■ Document extract ■
<<<<

Objects
OOP is a programming paradigm based on the concept of objects which have state (attributes/fields) and behaviours (methods). Classes Classes are templates that define the structure and behaviour of objects. An object is an instance of a class. Two objects can have the same class but are independant of each other.
Encapsulation
Concept of data hiding and protection, exposing only necessary information through public methods. This enhances security and modularity.
class Person {
private String name;
private int age;
public Person(String name, int age) {
this.name = name;
this.age = age;
}
public int getAge() {
return age;
}
public void setAge(int age) {
this.Age = age;
}
}
class Main {
public static void main(String args[]) {
//create an object of person
Person p1 = new Person("Bob", 12);
//change age using setter
p1.setAge(21);
// access age using getter
System.out.println(“p1 age is” + p1.getAge());
}
}In this example we are able to only modify and view a persons age and have not provided a way to modify or view their name. If the name field was public then we could easily change it with p1.name = “Robert” but it could cause problems if a persons name was never meant to be changed.

>>>>

■ What to do ■
**A.** For the notes on object-oriented programming, decide whether each statement agrees with the text, answering yes or no and quoting the deciding words exactly: (i) An object is an instance of a class. (ii) Two objects that share a class depend on each other. (iii) The example provides a way to view a person's name.
**B.** Reproduce the stretch of the object-oriented programming notes from "Encapsulation" through "security and modularity.", swapping "security" for "maintainability".
The material that comes next plays no part here.

■ Data excerpt ■
<<<<

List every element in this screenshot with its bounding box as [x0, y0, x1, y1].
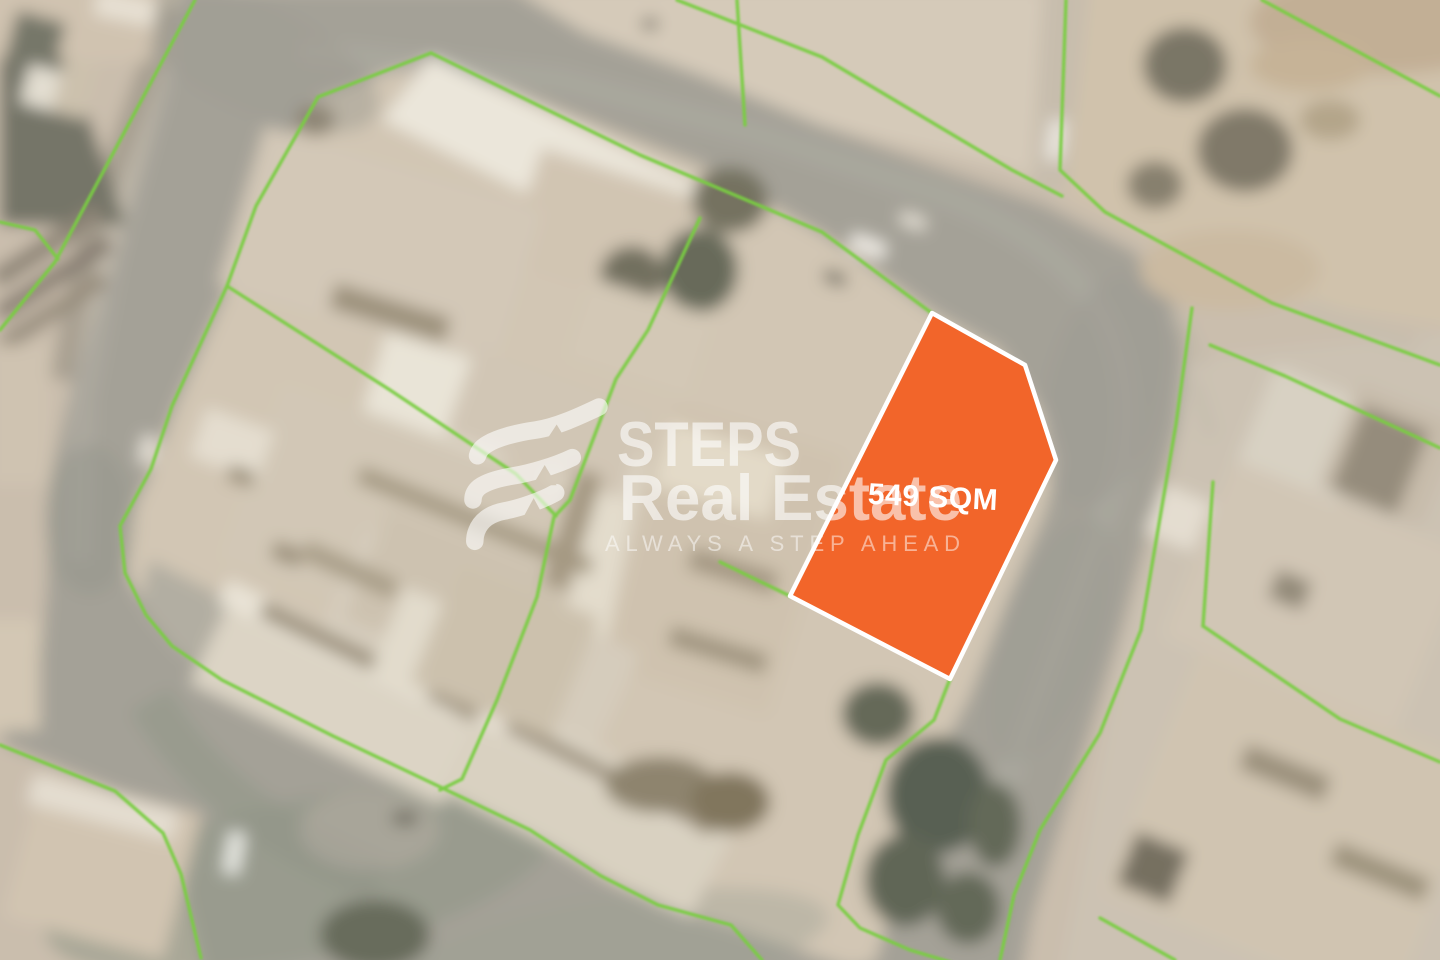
- svg-text:549 SQM: 549 SQM: [867, 478, 999, 517]
- svg-text:ALWAYS A STEP AHEAD: ALWAYS A STEP AHEAD: [605, 531, 960, 556]
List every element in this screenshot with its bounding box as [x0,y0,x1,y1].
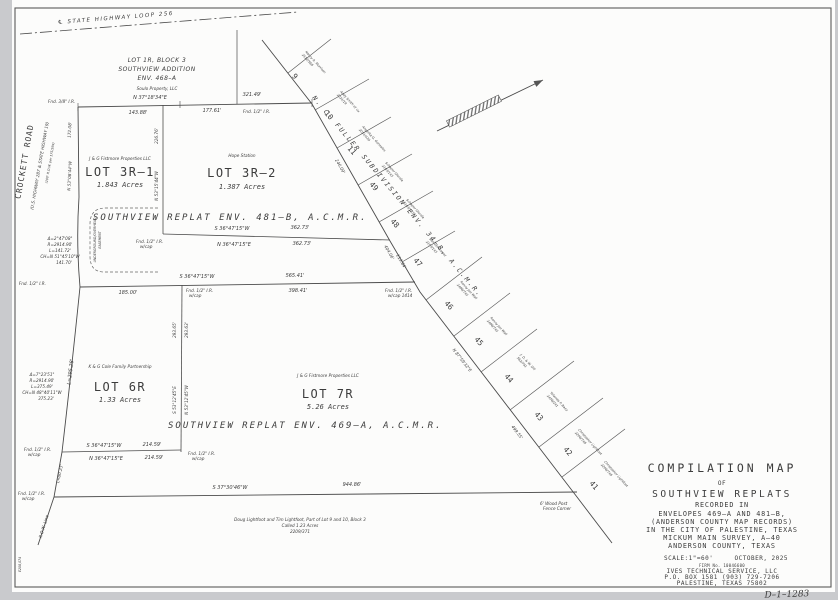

>>>>

■ Answers to the exercises ■
**A.**
(i) Yes: "An object is an instance of a class."
(ii) No: "Two objects can have the same class but are independant of each other."
(iii) No: "In this example we are able to only modify and view a persons age and have not provided a way to modify or view their name."

**B.**
Encapsulation
Concept of data hiding and protection, exposing only necessary information through public methods. This enhances maintainability and modularity.